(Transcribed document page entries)
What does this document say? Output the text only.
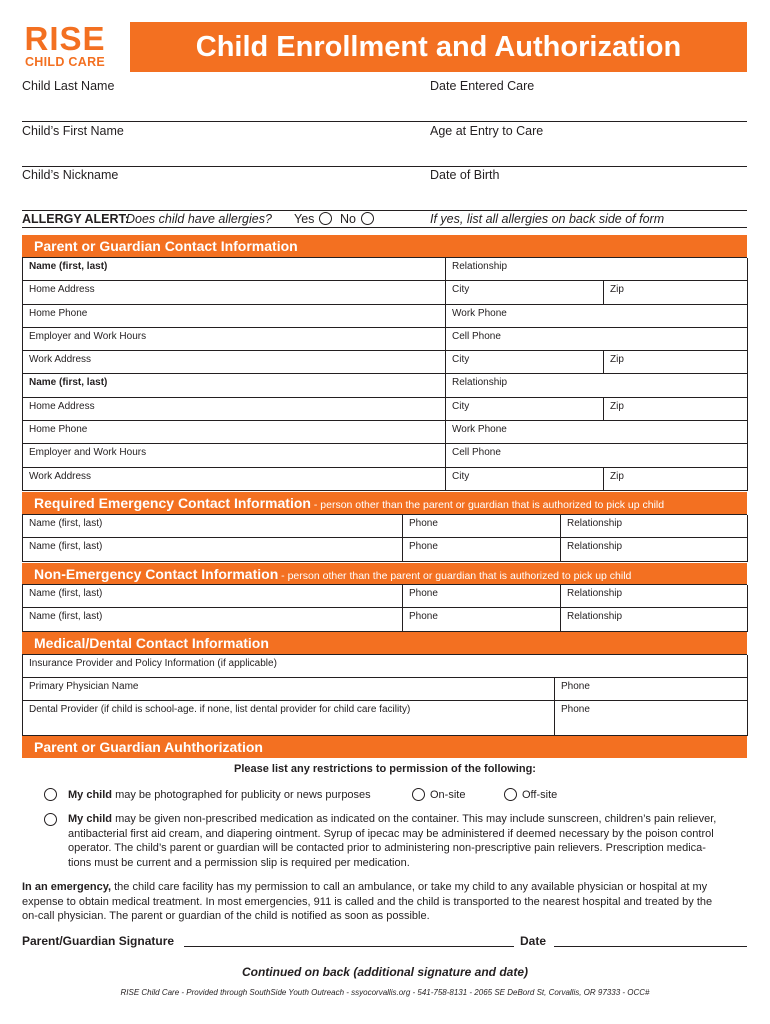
RISE
CHILD CARE	Child Enrollment and Authorization
Child Last Name	Date Entered Care
Child’s First Name	Age at Entry to Care
Child’s Nickname	Date of Birth
ALLERGY ALERT:
Does child have allergies? Yes No	If yes, list all allergies on back side of form
Parent or Guardian Contact Information
Name (first, last)	Relationship
Home Address	City	Zip
Home Phone	Work Phone
Employer and Work Hours	Cell Phone
Work Address	City	Zip
Name (first, last)	Relationship
Home Address	City	Zip
Home Phone	Work Phone
Employer and Work Hours	Cell Phone
Work Address	City	Zip
Required Emergency Contact Information - person other than the parent or guardian that is authorized to pick up child
Name (first, last)	Phone	Relationship
Name (first, last)	Phone	Relationship
Non-Emergency Contact Information - person other than the parent or guardian that is authorized to pick up child
Name (first, last)	Phone	Relationship
Name (first, last)	Phone	Relationship
Medical/Dental Contact Information
Insurance Provider and Policy Information (if applicable)
Primary Physician Name	Phone
Dental Provider (if child is school-age. if none, list dental provider for child care facility)	Phone
Parent or Guardian Auhthorization
Please list any restrictions to permission of the following:
My child may be photographed for publicity or news purposes	On-site	Off-site
My child may be given non-prescribed medication as indicated on the container. This may include sunscreen, children’s pain reliever,
antibacterial first aid cream, and diapering ointment. Syrup of ipecac may be administered if deemed necessary by the poison control
operator. The child’s parent or guardian will be contacted prior to administering non-prescriptive pain relievers. Prescription medica-
tions must be current and a permission slip is required per medication.
In an emergency, the child care facility has my permission to call an ambulance, or take my child to any available physician or hospital at my
expense to obtain medical treatment. In most emergencies, 911 is called and the child is transported to the nearest hospital and treated by the
on-call physician. The parent or guardian of the child is notified as soon as possible.
Parent/Guardian Signature	Date
Continued on back (additional signature and date)
RISE Child Care - Provided through SouthSide Youth Outreach - ssyocorvallis.org - 541-758-8131 - 2065 SE DeBord St, Corvallis, OR 97333 - OCC#
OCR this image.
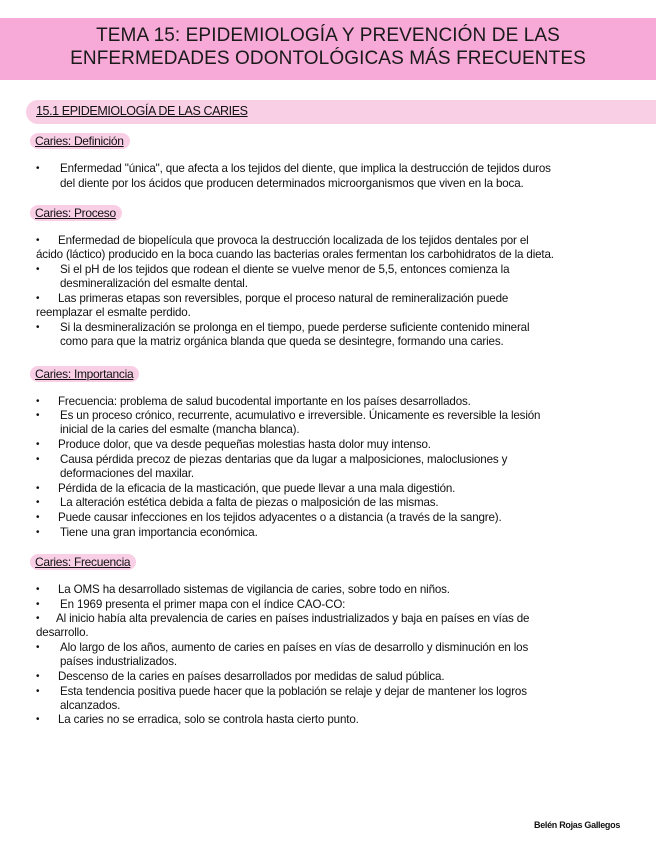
TEMA 15: EPIDEMIOLOGÍA Y PREVENCIÓN DE LAS
ENFERMEDADES ODONTOLÓGICAS MÁS FRECUENTES
15.1 EPIDEMIOLOGÍA DE LAS CARIES
Caries: Definición
• Enfermedad "única", que afecta a los tejidos del diente, que implica la destrucción de tejidos duros
del diente por los ácidos que producen determinados microorganismos que viven en la boca.
Caries: Proceso
• Enfermedad de biopelícula que provoca la destrucción localizada de los tejidos dentales por el
ácido (láctico) producido en la boca cuando las bacterias orales fermentan los carbohidratos de la dieta.
• Si el pH de los tejidos que rodean el diente se vuelve menor de 5,5, entonces comienza la
desmineralización del esmalte dental.
• Las primeras etapas son reversibles, porque el proceso natural de remineralización puede
reemplazar el esmalte perdido.
• Si la desmineralización se prolonga en el tiempo, puede perderse suficiente contenido mineral
como para que la matriz orgánica blanda que queda se desintegre, formando una caries.
Caries: Importancia
• Frecuencia: problema de salud bucodental importante en los países desarrollados.
• Es un proceso crónico, recurrente, acumulativo e irreversible. Únicamente es reversible la lesión
inicial de la caries del esmalte (mancha blanca).
• Produce dolor, que va desde pequeñas molestias hasta dolor muy intenso.
• Causa pérdida precoz de piezas dentarias que da lugar a malposiciones, maloclusiones y
deformaciones del maxilar.
• Pérdida de la eficacia de la masticación, que puede llevar a una mala digestión.
• La alteración estética debida a falta de piezas o malposición de las mismas.
• Puede causar infecciones en los tejidos adyacentes o a distancia (a través de la sangre).
• Tiene una gran importancia económica.
Caries: Frecuencia
• La OMS ha desarrollado sistemas de vigilancia de caries, sobre todo en niños.
• En 1969 presenta el primer mapa con el índice CAO-CO:
• Al inicio había alta prevalencia de caries en países industrializados y baja en países en vías de
desarrollo.
• Alo largo de los años, aumento de caries en países en vías de desarrollo y disminución en los
países industrializados.
• Descenso de la caries en países desarrollados por medidas de salud pública.
• Esta tendencia positiva puede hacer que la población se relaje y dejar de mantener los logros
alcanzados.
• La caries no se erradica, solo se controla hasta cierto punto.
Belén Rojas Gallegos
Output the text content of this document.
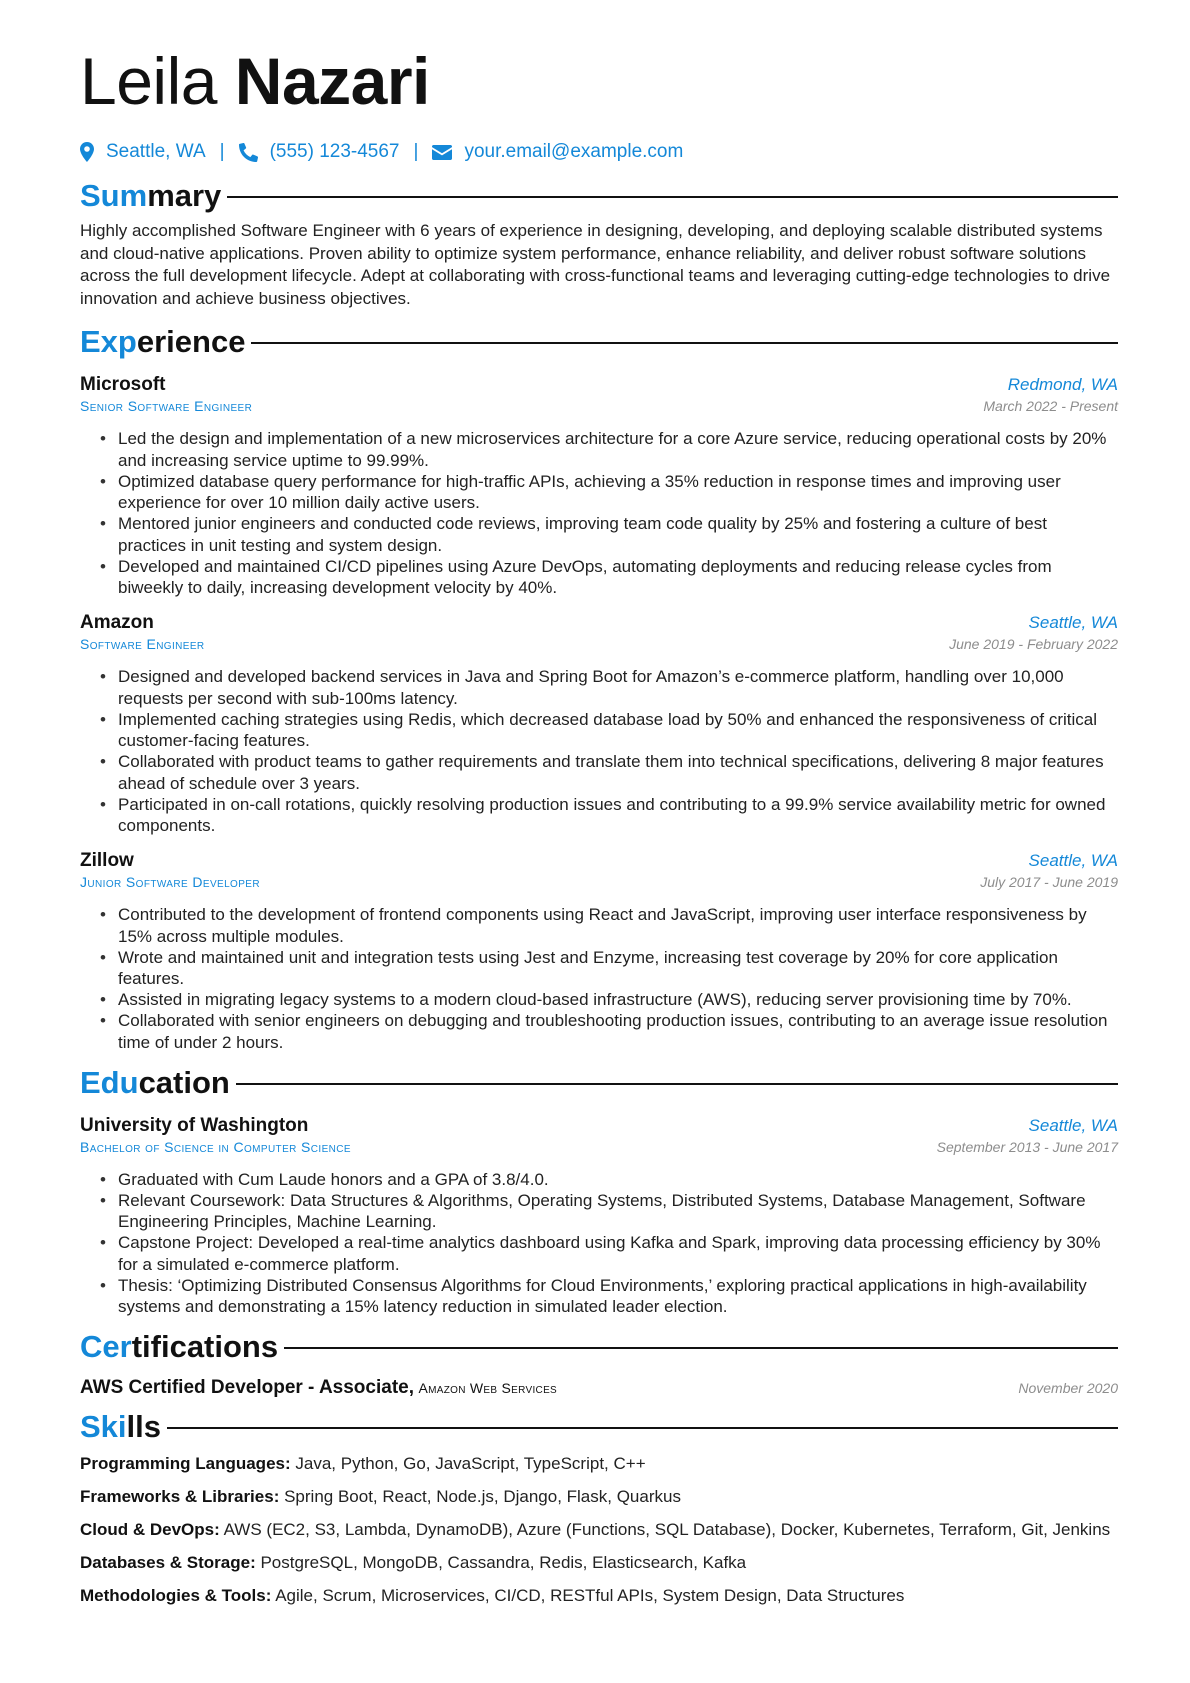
Leila Nazari
Seattle, WA | (555) 123-4567 | your.email@example.com
Summary
Highly accomplished Software Engineer with 6 years of experience in designing, developing, and deploying scalable distributed systems and cloud-native applications. Proven ability to optimize system performance, enhance reliability, and deliver robust software solutions across the full development lifecycle. Adept at collaborating with cross-functional teams and leveraging cutting-edge technologies to drive innovation and achieve business objectives.
Experience
Microsoft	Redmond, WA
Senior Software Engineer	March 2022 - Present
• Led the design and implementation of a new microservices architecture for a core Azure service, reducing operational costs by 20% and increasing service uptime to 99.99%.
• Optimized database query performance for high-traffic APIs, achieving a 35% reduction in response times and improving user experience for over 10 million daily active users.
• Mentored junior engineers and conducted code reviews, improving team code quality by 25% and fostering a culture of best practices in unit testing and system design.
• Developed and maintained CI/CD pipelines using Azure DevOps, automating deployments and reducing release cycles from biweekly to daily, increasing development velocity by 40%.
Amazon	Seattle, WA
Software Engineer	June 2019 - February 2022
• Designed and developed backend services in Java and Spring Boot for Amazon’s e-commerce platform, handling over 10,000 requests per second with sub-100ms latency.
• Implemented caching strategies using Redis, which decreased database load by 50% and enhanced the responsiveness of critical customer-facing features.
• Collaborated with product teams to gather requirements and translate them into technical specifications, delivering 8 major features ahead of schedule over 3 years.
• Participated in on-call rotations, quickly resolving production issues and contributing to a 99.9% service availability metric for owned components.
Zillow	Seattle, WA
Junior Software Developer	July 2017 - June 2019
• Contributed to the development of frontend components using React and JavaScript, improving user interface responsiveness by 15% across multiple modules.
• Wrote and maintained unit and integration tests using Jest and Enzyme, increasing test coverage by 20% for core application features.
• Assisted in migrating legacy systems to a modern cloud-based infrastructure (AWS), reducing server provisioning time by 70%.
• Collaborated with senior engineers on debugging and troubleshooting production issues, contributing to an average issue resolution time of under 2 hours.
Education
University of Washington	Seattle, WA
Bachelor of Science in Computer Science	September 2013 - June 2017
• Graduated with Cum Laude honors and a GPA of 3.8/4.0.
• Relevant Coursework: Data Structures & Algorithms, Operating Systems, Distributed Systems, Database Management, Software Engineering Principles, Machine Learning.
• Capstone Project: Developed a real-time analytics dashboard using Kafka and Spark, improving data processing efficiency by 30% for a simulated e-commerce platform.
• Thesis: ‘Optimizing Distributed Consensus Algorithms for Cloud Environments,’ exploring practical applications in high-availability systems and demonstrating a 15% latency reduction in simulated leader election.
Certifications
AWS Certified Developer - Associate, Amazon Web Services	November 2020
Skills
Programming Languages: Java, Python, Go, JavaScript, TypeScript, C++
Frameworks & Libraries: Spring Boot, React, Node.js, Django, Flask, Quarkus
Cloud & DevOps: AWS (EC2, S3, Lambda, DynamoDB), Azure (Functions, SQL Database), Docker, Kubernetes, Terraform, Git, Jenkins
Databases & Storage: PostgreSQL, MongoDB, Cassandra, Redis, Elasticsearch, Kafka
Methodologies & Tools: Agile, Scrum, Microservices, CI/CD, RESTful APIs, System Design, Data Structures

(TASK STATEMENT) Every line of the data should be copied as it stands, without the images.

(ANSWER SPACE)
What does this document say? Output the text only.
RISE
CHILD CARE	Child Enrollment and Authorization
Child Last Name	Date Entered Care
Child’s First Name	Age at Entry to Care
Child’s Nickname	Date of Birth
ALLERGY ALERT:
Does child have allergies? Yes No	If yes, list all allergies on back side of form
Parent or Guardian Contact Information
Name (first, last)	Relationship
Home Address	City	Zip
Home Phone	Work Phone
Employer and Work Hours	Cell Phone
Work Address	City	Zip
Name (first, last)	Relationship
Home Address	City	Zip
Home Phone	Work Phone
Employer and Work Hours	Cell Phone
Work Address	City	Zip
Required Emergency Contact Information - person other than the parent or guardian that is authorized to pick up child
Name (first, last)	Phone	Relationship
Name (first, last)	Phone	Relationship
Non-Emergency Contact Information - person other than the parent or guardian that is authorized to pick up child
Name (first, last)	Phone	Relationship
Name (first, last)	Phone	Relationship
Medical/Dental Contact Information
Insurance Provider and Policy Information (if applicable)
Primary Physician Name	Phone
Dental Provider (if child is school-age. if none, list dental provider for child care facility)	Phone
Parent or Guardian Auhthorization
Please list any restrictions to permission of the following:
My child may be photographed for publicity or news purposes	On-site	Off-site
My child may be given non-prescribed medication as indicated on the container. This may include sunscreen, children’s pain reliever,
antibacterial first aid cream, and diapering ointment. Syrup of ipecac may be administered if deemed necessary by the poison control
operator. The child’s parent or guardian will be contacted prior to administering non-prescriptive pain relievers. Prescription medica-
tions must be current and a permission slip is required per medication.
In an emergency, the child care facility has my permission to call an ambulance, or take my child to any available physician or hospital at my
expense to obtain medical treatment. In most emergencies, 911 is called and the child is transported to the nearest hospital and treated by the
on-call physician. The parent or guardian of the child is notified as soon as possible.
Parent/Guardian Signature	Date
Continued on back (additional signature and date)
RISE Child Care - Provided through SouthSide Youth Outreach - ssyocorvallis.org - 541-758-8131 - 2065 SE DeBord St, Corvallis, OR 97333 - OCC#
OCR this image.
TEMA 15: EPIDEMIOLOGÍA Y PREVENCIÓN DE LAS
ENFERMEDADES ODONTOLÓGICAS MÁS FRECUENTES
15.1 EPIDEMIOLOGÍA DE LAS CARIES
Caries: Definición
• Enfermedad "única", que afecta a los tejidos del diente, que implica la destrucción de tejidos duros
del diente por los ácidos que producen determinados microorganismos que viven en la boca.
Caries: Proceso
• Enfermedad de biopelícula que provoca la destrucción localizada de los tejidos dentales por el
ácido (láctico) producido en la boca cuando las bacterias orales fermentan los carbohidratos de la dieta.
• Si el pH de los tejidos que rodean el diente se vuelve menor de 5,5, entonces comienza la
desmineralización del esmalte dental.
• Las primeras etapas son reversibles, porque el proceso natural de remineralización puede
reemplazar el esmalte perdido.
• Si la desmineralización se prolonga en el tiempo, puede perderse suficiente contenido mineral
como para que la matriz orgánica blanda que queda se desintegre, formando una caries.
Caries: Importancia
• Frecuencia: problema de salud bucodental importante en los países desarrollados.
• Es un proceso crónico, recurrente, acumulativo e irreversible. Únicamente es reversible la lesión
inicial de la caries del esmalte (mancha blanca).
• Produce dolor, que va desde pequeñas molestias hasta dolor muy intenso.
• Causa pérdida precoz de piezas dentarias que da lugar a malposiciones, maloclusiones y
deformaciones del maxilar.
• Pérdida de la eficacia de la masticación, que puede llevar a una mala digestión.
• La alteración estética debida a falta de piezas o malposición de las mismas.
• Puede causar infecciones en los tejidos adyacentes o a distancia (a través de la sangre).
• Tiene una gran importancia económica.
Caries: Frecuencia
• La OMS ha desarrollado sistemas de vigilancia de caries, sobre todo en niños.
• En 1969 presenta el primer mapa con el índice CAO-CO:
• Al inicio había alta prevalencia de caries en países industrializados y baja en países en vías de
desarrollo.
• Alo largo de los años, aumento de caries en países en vías de desarrollo y disminución en los
países industrializados.
• Descenso de la caries en países desarrollados por medidas de salud pública.
• Esta tendencia positiva puede hacer que la población se relaje y dejar de mantener los logros
alcanzados.
• La caries no se erradica, solo se controla hasta cierto punto.
Belén Rojas Gallegos
Output the text content of this document.
Leila Nazari
Seattle, WA | (555) 123-4567 | your.email@example.com
Summary
Highly accomplished Software Engineer with 6 years of experience in designing, developing, and deploying scalable distributed systems and cloud-native applications. Proven ability to optimize system performance, enhance reliability, and deliver robust software solutions across the full development lifecycle. Adept at collaborating with cross-functional teams and leveraging cutting-edge technologies to drive innovation and achieve business objectives.
Experience
Microsoft	Redmond, WA
Senior Software Engineer	March 2022 - Present
• Led the design and implementation of a new microservices architecture for a core Azure service, reducing operational costs by 20% and increasing service uptime to 99.99%.
• Optimized database query performance for high-traffic APIs, achieving a 35% reduction in response times and improving user experience for over 10 million daily active users.
• Mentored junior engineers and conducted code reviews, improving team code quality by 25% and fostering a culture of best practices in unit testing and system design.
• Developed and maintained CI/CD pipelines using Azure DevOps, automating deployments and reducing release cycles from biweekly to daily, increasing development velocity by 40%.
Amazon	Seattle, WA
Software Engineer	June 2019 - February 2022
• Designed and developed backend services in Java and Spring Boot for Amazon’s e-commerce platform, handling over 10,000 requests per second with sub-100ms latency.
• Implemented caching strategies using Redis, which decreased database load by 50% and enhanced the responsiveness of critical customer-facing features.
• Collaborated with product teams to gather requirements and translate them into technical specifications, delivering 8 major features ahead of schedule over 3 years.
• Participated in on-call rotations, quickly resolving production issues and contributing to a 99.9% service availability metric for owned components.
Zillow	Seattle, WA
Junior Software Developer	July 2017 - June 2019
• Contributed to the development of frontend components using React and JavaScript, improving user interface responsiveness by 15% across multiple modules.
• Wrote and maintained unit and integration tests using Jest and Enzyme, increasing test coverage by 20% for core application features.
• Assisted in migrating legacy systems to a modern cloud-based infrastructure (AWS), reducing server provisioning time by 70%.
• Collaborated with senior engineers on debugging and troubleshooting production issues, contributing to an average issue resolution time of under 2 hours.
Education
University of Washington	Seattle, WA
Bachelor of Science in Computer Science	September 2013 - June 2017
• Graduated with Cum Laude honors and a GPA of 3.8/4.0.
• Relevant Coursework: Data Structures & Algorithms, Operating Systems, Distributed Systems, Database Management, Software Engineering Principles, Machine Learning.
• Capstone Project: Developed a real-time analytics dashboard using Kafka and Spark, improving data processing efficiency by 30% for a simulated e-commerce platform.
• Thesis: ‘Optimizing Distributed Consensus Algorithms for Cloud Environments,’ exploring practical applications in high-availability systems and demonstrating a 15% latency reduction in simulated leader election.
Certifications
AWS Certified Developer - Associate, Amazon Web Services	November 2020
Skills
Programming Languages: Java, Python, Go, JavaScript, TypeScript, C++
Frameworks & Libraries: Spring Boot, React, Node.js, Django, Flask, Quarkus
Cloud & DevOps: AWS (EC2, S3, Lambda, DynamoDB), Azure (Functions, SQL Database), Docker, Kubernetes, Terraform, Git, Jenkins
Databases & Storage: PostgreSQL, MongoDB, Cassandra, Redis, Elasticsearch, Kafka
Methodologies & Tools: Agile, Scrum, Microservices, CI/CD, RESTful APIs, System Design, Data Structures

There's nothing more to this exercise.